Task instructions: Could you write out the records below exactly as they appear?

◆ ◆ ◆

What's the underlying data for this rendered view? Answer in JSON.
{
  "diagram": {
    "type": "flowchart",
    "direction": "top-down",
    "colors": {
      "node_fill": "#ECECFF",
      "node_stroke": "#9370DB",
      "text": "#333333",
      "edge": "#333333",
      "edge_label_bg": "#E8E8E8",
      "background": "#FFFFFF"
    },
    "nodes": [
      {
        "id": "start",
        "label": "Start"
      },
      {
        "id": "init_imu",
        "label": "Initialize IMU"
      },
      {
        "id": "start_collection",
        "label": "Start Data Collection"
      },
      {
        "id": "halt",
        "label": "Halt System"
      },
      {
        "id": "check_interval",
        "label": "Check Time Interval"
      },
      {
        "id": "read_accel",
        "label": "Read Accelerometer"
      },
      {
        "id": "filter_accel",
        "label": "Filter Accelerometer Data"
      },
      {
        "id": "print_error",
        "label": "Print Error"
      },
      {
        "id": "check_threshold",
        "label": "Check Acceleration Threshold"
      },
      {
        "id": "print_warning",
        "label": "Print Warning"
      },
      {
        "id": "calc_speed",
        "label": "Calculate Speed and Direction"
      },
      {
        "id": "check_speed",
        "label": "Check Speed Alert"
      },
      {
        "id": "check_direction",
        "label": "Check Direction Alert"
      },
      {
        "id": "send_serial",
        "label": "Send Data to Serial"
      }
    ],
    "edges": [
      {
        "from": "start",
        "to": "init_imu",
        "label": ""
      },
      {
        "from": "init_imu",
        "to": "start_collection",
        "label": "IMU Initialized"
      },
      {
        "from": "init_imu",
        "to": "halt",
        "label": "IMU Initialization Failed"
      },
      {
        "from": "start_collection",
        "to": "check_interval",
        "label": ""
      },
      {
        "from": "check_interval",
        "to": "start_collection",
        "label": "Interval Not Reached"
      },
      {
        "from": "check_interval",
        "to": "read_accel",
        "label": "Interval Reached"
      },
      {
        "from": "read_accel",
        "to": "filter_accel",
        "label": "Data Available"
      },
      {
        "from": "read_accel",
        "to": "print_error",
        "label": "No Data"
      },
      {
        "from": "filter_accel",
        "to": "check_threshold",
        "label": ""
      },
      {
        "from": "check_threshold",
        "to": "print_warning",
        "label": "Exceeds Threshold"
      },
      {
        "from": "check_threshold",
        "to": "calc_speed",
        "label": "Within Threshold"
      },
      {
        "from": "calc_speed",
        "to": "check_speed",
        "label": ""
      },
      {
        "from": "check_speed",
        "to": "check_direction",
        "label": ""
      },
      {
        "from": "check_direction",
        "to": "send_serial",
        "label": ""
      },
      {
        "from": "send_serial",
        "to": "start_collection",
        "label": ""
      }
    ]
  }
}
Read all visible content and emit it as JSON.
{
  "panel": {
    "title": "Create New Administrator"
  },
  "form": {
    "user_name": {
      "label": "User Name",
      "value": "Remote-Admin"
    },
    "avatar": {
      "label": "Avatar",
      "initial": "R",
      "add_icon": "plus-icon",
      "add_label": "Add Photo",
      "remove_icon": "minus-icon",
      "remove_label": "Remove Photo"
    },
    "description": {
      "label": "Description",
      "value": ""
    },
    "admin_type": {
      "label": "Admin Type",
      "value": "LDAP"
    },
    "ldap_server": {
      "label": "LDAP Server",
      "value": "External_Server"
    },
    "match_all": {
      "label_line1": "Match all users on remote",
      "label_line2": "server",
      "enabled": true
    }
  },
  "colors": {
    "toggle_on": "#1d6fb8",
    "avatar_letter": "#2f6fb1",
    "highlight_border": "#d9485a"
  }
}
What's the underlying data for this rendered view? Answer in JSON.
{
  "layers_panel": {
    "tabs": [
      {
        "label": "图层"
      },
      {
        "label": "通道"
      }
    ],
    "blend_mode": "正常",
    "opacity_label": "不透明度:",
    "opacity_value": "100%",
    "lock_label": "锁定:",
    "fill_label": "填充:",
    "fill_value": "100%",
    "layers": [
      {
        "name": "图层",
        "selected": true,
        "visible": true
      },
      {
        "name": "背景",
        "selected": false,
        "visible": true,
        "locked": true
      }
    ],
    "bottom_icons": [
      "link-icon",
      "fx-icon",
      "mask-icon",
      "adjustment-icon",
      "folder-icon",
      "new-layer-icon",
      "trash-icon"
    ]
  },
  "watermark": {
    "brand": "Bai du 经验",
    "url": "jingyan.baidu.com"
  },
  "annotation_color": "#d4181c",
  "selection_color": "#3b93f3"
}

◆ ◆ ◆

Exercise result:
What's the underlying data for this rendered view? Answer in JSON.
{
  "diagram": {
    "type": "flowchart",
    "direction": "top-down",
    "colors": {
      "node_fill": "#ECECFF",
      "node_stroke": "#9370DB",
      "text": "#333333",
      "edge": "#333333",
      "edge_label_bg": "#E8E8E8",
      "background": "#FFFFFF"
    },
    "nodes": [
      {
        "id": "start",
        "label": "Start"
      },
      {
        "id": "init_imu",
        "label": "Initialize IMU"
      },
      {
        "id": "start_collection",
        "label": "Start Data Collection"
      },
      {
        "id": "halt",
        "label": "Halt System"
      },
      {
        "id": "check_interval",
        "label": "Check Time Interval"
      },
      {
        "id": "read_accel",
        "label": "Read Accelerometer"
      },
      {
        "id": "filter_accel",
        "label": "Filter Accelerometer Data"
      },
      {
        "id": "print_error",
        "label": "Print Error"
      },
      {
        "id": "check_threshold",
        "label": "Check Acceleration Threshold"
      },
      {
        "id": "print_warning",
        "label": "Print Warning"
      },
      {
        "id": "calc_speed",
        "label": "Calculate Speed and Direction"
      },
      {
        "id": "check_speed",
        "label": "Check Speed Alert"
      },
      {
        "id": "check_direction",
        "label": "Check Direction Alert"
      },
      {
        "id": "send_serial",
        "label": "Send Data to Serial"
      }
    ],
    "edges": [
      {
        "from": "start",
        "to": "init_imu",
        "label": ""
      },
      {
        "from": "init_imu",
        "to": "start_collection",
        "label": "IMU Initialized"
      },
      {
        "from": "init_imu",
        "to": "halt",
        "label": "IMU Initialization Failed"
      },
      {
        "from": "start_collection",
        "to": "check_interval",
        "label": ""
      },
      {
        "from": "check_interval",
        "to": "start_collection",
        "label": "Interval Not Reached"
      },
      {
        "from": "check_interval",
        "to": "read_accel",
        "label": "Interval Reached"
      },
      {
        "from": "read_accel",
        "to": "filter_accel",
        "label": "Data Available"
      },
      {
        "from": "read_accel",
        "to": "print_error",
        "label": "No Data"
      },
      {
        "from": "filter_accel",
        "to": "check_threshold",
        "label": ""
      },
      {
        "from": "check_threshold",
        "to": "print_warning",
        "label": "Exceeds Threshold"
      },
      {
        "from": "check_threshold",
        "to": "calc_speed",
        "label": "Within Threshold"
      },
      {
        "from": "calc_speed",
        "to": "check_speed",
        "label": ""
      },
      {
        "from": "check_speed",
        "to": "check_direction",
        "label": ""
      },
      {
        "from": "check_direction",
        "to": "send_serial",
        "label": ""
      },
      {
        "from": "send_serial",
        "to": "start_collection",
        "label": ""
      }
    ]
  }
}
Read all visible content and emit it as JSON.
{
  "panel": {
    "title": "Create New Administrator"
  },
  "form": {
    "user_name": {
      "label": "User Name",
      "value": "Remote-Admin"
    },
    "avatar": {
      "label": "Avatar",
      "initial": "R",
      "add_icon": "plus-icon",
      "add_label": "Add Photo",
      "remove_icon": "minus-icon",
      "remove_label": "Remove Photo"
    },
    "description": {
      "label": "Description",
      "value": ""
    },
    "admin_type": {
      "label": "Admin Type",
      "value": "LDAP"
    },
    "ldap_server": {
      "label": "LDAP Server",
      "value": "External_Server"
    },
    "match_all": {
      "label_line1": "Match all users on remote",
      "label_line2": "server",
      "enabled": true
    }
  },
  "colors": {
    "toggle_on": "#1d6fb8",
    "avatar_letter": "#2f6fb1",
    "highlight_border": "#d9485a"
  }
}
What's the underlying data for this rendered view? Answer in JSON.
{
  "layers_panel": {
    "tabs": [
      {
        "label": "图层"
      },
      {
        "label": "通道"
      }
    ],
    "blend_mode": "正常",
    "opacity_label": "不透明度:",
    "opacity_value": "100%",
    "lock_label": "锁定:",
    "fill_label": "填充:",
    "fill_value": "100%",
    "layers": [
      {
        "name": "图层",
        "selected": true,
        "visible": true
      },
      {
        "name": "背景",
        "selected": false,
        "visible": true,
        "locked": true
      }
    ],
    "bottom_icons": [
      "link-icon",
      "fx-icon",
      "mask-icon",
      "adjustment-icon",
      "folder-icon",
      "new-layer-icon",
      "trash-icon"
    ]
  },
  "watermark": {
    "brand": "Bai du 经验",
    "url": "jingyan.baidu.com"
  },
  "annotation_color": "#d4181c",
  "selection_color": "#3b93f3"
}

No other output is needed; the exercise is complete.